Short exercise =>
Set down each record exactly as written.

# start of Records shown

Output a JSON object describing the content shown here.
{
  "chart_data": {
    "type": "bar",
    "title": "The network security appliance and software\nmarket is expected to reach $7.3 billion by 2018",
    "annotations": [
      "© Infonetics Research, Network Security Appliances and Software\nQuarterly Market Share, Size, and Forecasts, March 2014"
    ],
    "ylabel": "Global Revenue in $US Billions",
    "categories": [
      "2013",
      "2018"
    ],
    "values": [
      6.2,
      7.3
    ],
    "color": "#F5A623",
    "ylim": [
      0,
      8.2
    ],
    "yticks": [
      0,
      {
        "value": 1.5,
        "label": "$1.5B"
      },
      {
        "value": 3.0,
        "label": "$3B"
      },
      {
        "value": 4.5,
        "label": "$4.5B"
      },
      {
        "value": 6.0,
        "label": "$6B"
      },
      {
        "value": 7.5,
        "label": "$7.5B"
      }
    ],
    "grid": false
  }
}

# end of Records shown

Answer to the problem =>
Output a JSON object describing the content shown here.
{
  "chart_data": {
    "type": "bar",
    "title": "The network security appliance and software\nmarket is expected to reach $7.3 billion by 2018",
    "annotations": [
      "© Infonetics Research, Network Security Appliances and Software\nQuarterly Market Share, Size, and Forecasts, March 2014"
    ],
    "ylabel": "Global Revenue in $US Billions",
    "categories": [
      "2013",
      "2018"
    ],
    "values": [
      6.2,
      7.3
    ],
    "color": "#F5A623",
    "ylim": [
      0,
      8.2
    ],
    "yticks": [
      0,
      {
        "value": 1.5,
        "label": "$1.5B"
      },
      {
        "value": 3.0,
        "label": "$3B"
      },
      {
        "value": 4.5,
        "label": "$4.5B"
      },
      {
        "value": 6.0,
        "label": "$6B"
      },
      {
        "value": 7.5,
        "label": "$7.5B"
      }
    ],
    "grid": false
  }
}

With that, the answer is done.